━━ Material for this exercise

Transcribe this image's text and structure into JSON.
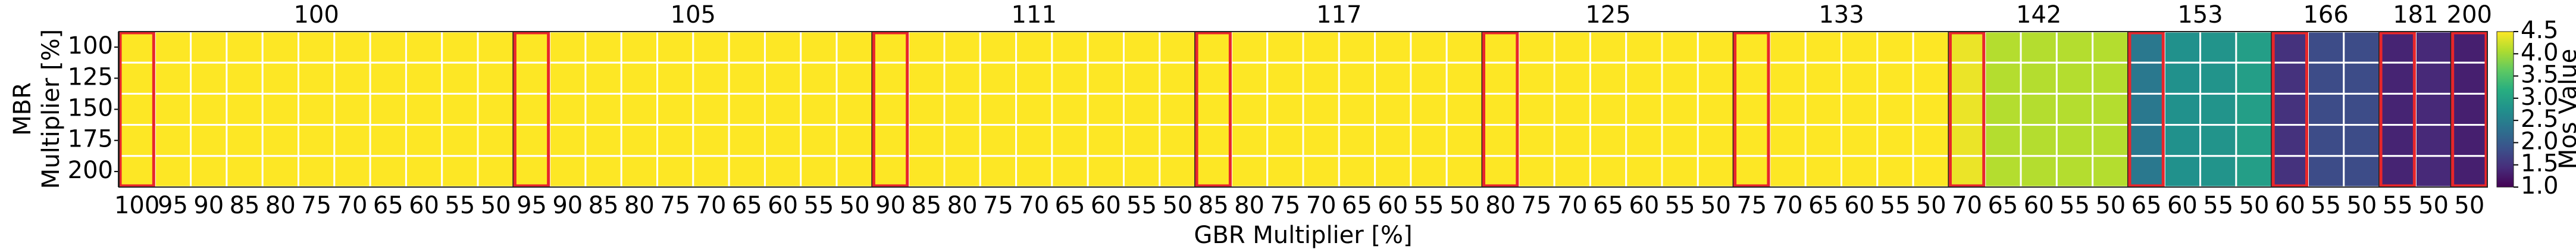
{
  "chart_data": {
    "type": "heatmap",
    "colormap": "viridis",
    "x_label": "GBR Multiplier [%]",
    "y_label": [
      "MBR",
      "Multiplier [%]"
    ],
    "rows": [
      "100",
      "125",
      "150",
      "175",
      "200"
    ],
    "groups": [
      {
        "name": "100",
        "categories": [
          "100",
          "95",
          "90",
          "85",
          "80",
          "75",
          "70",
          "65",
          "60",
          "55",
          "50"
        ],
        "values": [
          [
            4.5,
            4.5,
            4.5,
            4.5,
            4.5,
            4.5,
            4.5,
            4.5,
            4.5,
            4.5,
            4.5
          ],
          [
            4.5,
            4.5,
            4.5,
            4.5,
            4.5,
            4.5,
            4.5,
            4.5,
            4.5,
            4.5,
            4.5
          ],
          [
            4.5,
            4.5,
            4.5,
            4.5,
            4.5,
            4.5,
            4.5,
            4.5,
            4.5,
            4.5,
            4.5
          ],
          [
            4.5,
            4.5,
            4.5,
            4.5,
            4.5,
            4.5,
            4.5,
            4.5,
            4.5,
            4.5,
            4.5
          ],
          [
            4.5,
            4.5,
            4.5,
            4.5,
            4.5,
            4.5,
            4.5,
            4.5,
            4.5,
            4.5,
            4.5
          ]
        ]
      },
      {
        "name": "105",
        "categories": [
          "95",
          "90",
          "85",
          "80",
          "75",
          "70",
          "65",
          "60",
          "55",
          "50"
        ],
        "values": [
          [
            4.5,
            4.5,
            4.5,
            4.5,
            4.5,
            4.5,
            4.5,
            4.5,
            4.5,
            4.5
          ],
          [
            4.5,
            4.5,
            4.5,
            4.5,
            4.5,
            4.5,
            4.5,
            4.5,
            4.5,
            4.5
          ],
          [
            4.5,
            4.5,
            4.5,
            4.5,
            4.5,
            4.5,
            4.5,
            4.5,
            4.5,
            4.5
          ],
          [
            4.5,
            4.5,
            4.5,
            4.5,
            4.5,
            4.5,
            4.5,
            4.5,
            4.5,
            4.5
          ],
          [
            4.5,
            4.5,
            4.5,
            4.5,
            4.5,
            4.5,
            4.5,
            4.5,
            4.5,
            4.5
          ]
        ]
      },
      {
        "name": "111",
        "categories": [
          "90",
          "85",
          "80",
          "75",
          "70",
          "65",
          "60",
          "55",
          "50"
        ],
        "values": [
          [
            4.5,
            4.5,
            4.5,
            4.5,
            4.5,
            4.5,
            4.5,
            4.5,
            4.5
          ],
          [
            4.5,
            4.5,
            4.5,
            4.5,
            4.5,
            4.5,
            4.5,
            4.5,
            4.5
          ],
          [
            4.5,
            4.5,
            4.5,
            4.5,
            4.5,
            4.5,
            4.5,
            4.5,
            4.5
          ],
          [
            4.5,
            4.5,
            4.5,
            4.5,
            4.5,
            4.5,
            4.5,
            4.5,
            4.5
          ],
          [
            4.5,
            4.5,
            4.5,
            4.5,
            4.5,
            4.5,
            4.5,
            4.5,
            4.5
          ]
        ]
      },
      {
        "name": "117",
        "categories": [
          "85",
          "80",
          "75",
          "70",
          "65",
          "60",
          "55",
          "50"
        ],
        "values": [
          [
            4.5,
            4.5,
            4.5,
            4.5,
            4.5,
            4.5,
            4.5,
            4.5
          ],
          [
            4.5,
            4.5,
            4.5,
            4.5,
            4.5,
            4.5,
            4.5,
            4.5
          ],
          [
            4.5,
            4.5,
            4.5,
            4.5,
            4.5,
            4.5,
            4.5,
            4.5
          ],
          [
            4.5,
            4.5,
            4.5,
            4.5,
            4.5,
            4.5,
            4.5,
            4.5
          ],
          [
            4.5,
            4.5,
            4.5,
            4.5,
            4.5,
            4.5,
            4.5,
            4.5
          ]
        ]
      },
      {
        "name": "125",
        "categories": [
          "80",
          "75",
          "70",
          "65",
          "60",
          "55",
          "50"
        ],
        "values": [
          [
            4.5,
            4.5,
            4.5,
            4.5,
            4.5,
            4.5,
            4.5
          ],
          [
            4.5,
            4.5,
            4.5,
            4.5,
            4.5,
            4.5,
            4.5
          ],
          [
            4.5,
            4.5,
            4.5,
            4.5,
            4.5,
            4.5,
            4.5
          ],
          [
            4.5,
            4.5,
            4.5,
            4.5,
            4.5,
            4.5,
            4.5
          ],
          [
            4.5,
            4.5,
            4.5,
            4.5,
            4.5,
            4.5,
            4.5
          ]
        ]
      },
      {
        "name": "133",
        "categories": [
          "75",
          "70",
          "65",
          "60",
          "55",
          "50"
        ],
        "values": [
          [
            4.5,
            4.5,
            4.5,
            4.5,
            4.5,
            4.5
          ],
          [
            4.5,
            4.5,
            4.5,
            4.5,
            4.5,
            4.5
          ],
          [
            4.5,
            4.5,
            4.5,
            4.5,
            4.5,
            4.5
          ],
          [
            4.5,
            4.5,
            4.5,
            4.5,
            4.5,
            4.5
          ],
          [
            4.5,
            4.5,
            4.5,
            4.5,
            4.5,
            4.5
          ]
        ]
      },
      {
        "name": "142",
        "categories": [
          "70",
          "65",
          "60",
          "55",
          "50"
        ],
        "values": [
          [
            4.4,
            4.1,
            4.1,
            4.1,
            4.1
          ],
          [
            4.4,
            4.1,
            4.1,
            4.1,
            4.1
          ],
          [
            4.4,
            4.1,
            4.1,
            4.1,
            4.1
          ],
          [
            4.4,
            4.1,
            4.1,
            4.1,
            4.1
          ],
          [
            4.4,
            4.1,
            4.1,
            4.1,
            4.1
          ]
        ]
      },
      {
        "name": "153",
        "categories": [
          "65",
          "60",
          "55",
          "50"
        ],
        "values": [
          [
            2.4,
            2.75,
            2.8,
            2.95
          ],
          [
            2.4,
            2.75,
            2.8,
            2.95
          ],
          [
            2.4,
            2.75,
            2.8,
            2.95
          ],
          [
            2.4,
            2.75,
            2.8,
            2.95
          ],
          [
            2.4,
            2.75,
            2.8,
            2.95
          ]
        ]
      },
      {
        "name": "166",
        "categories": [
          "60",
          "55",
          "50"
        ],
        "values": [
          [
            1.5,
            1.8,
            1.8
          ],
          [
            1.5,
            1.8,
            1.8
          ],
          [
            1.5,
            1.8,
            1.8
          ],
          [
            1.5,
            1.8,
            1.8
          ],
          [
            1.5,
            1.8,
            1.8
          ]
        ]
      },
      {
        "name": "181",
        "categories": [
          "55",
          "50"
        ],
        "values": [
          [
            1.35,
            1.4
          ],
          [
            1.35,
            1.4
          ],
          [
            1.35,
            1.4
          ],
          [
            1.35,
            1.4
          ],
          [
            1.35,
            1.4
          ]
        ]
      },
      {
        "name": "200",
        "categories": [
          "50"
        ],
        "values": [
          [
            1.3
          ],
          [
            1.3
          ],
          [
            1.3
          ],
          [
            1.3
          ],
          [
            1.3
          ]
        ]
      }
    ],
    "colorbar": {
      "label": "Mos Value",
      "lim": [
        1,
        4.5
      ],
      "ticks": [
        {
          "value": 1,
          "label": "1.0"
        },
        1.5,
        {
          "value": 2,
          "label": "2.0"
        },
        2.5,
        {
          "value": 3,
          "label": "3.0"
        },
        3.5,
        {
          "value": 4,
          "label": "4.0"
        },
        4.5
      ]
    },
    "highlight_color": "#e8262a",
    "grid_color": "#ffffff"
  }
}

━━━━

Stated problem
Identify the lines above that contain the word "name", then copy them.

Task response
        "name": "100",
        "name": "105",
        "name": "111",
        "name": "117",
        "name": "125",
        "name": "133",
        "name": "142",
        "name": "153",
        "name": "166",
        "name": "181",
        "name": "200",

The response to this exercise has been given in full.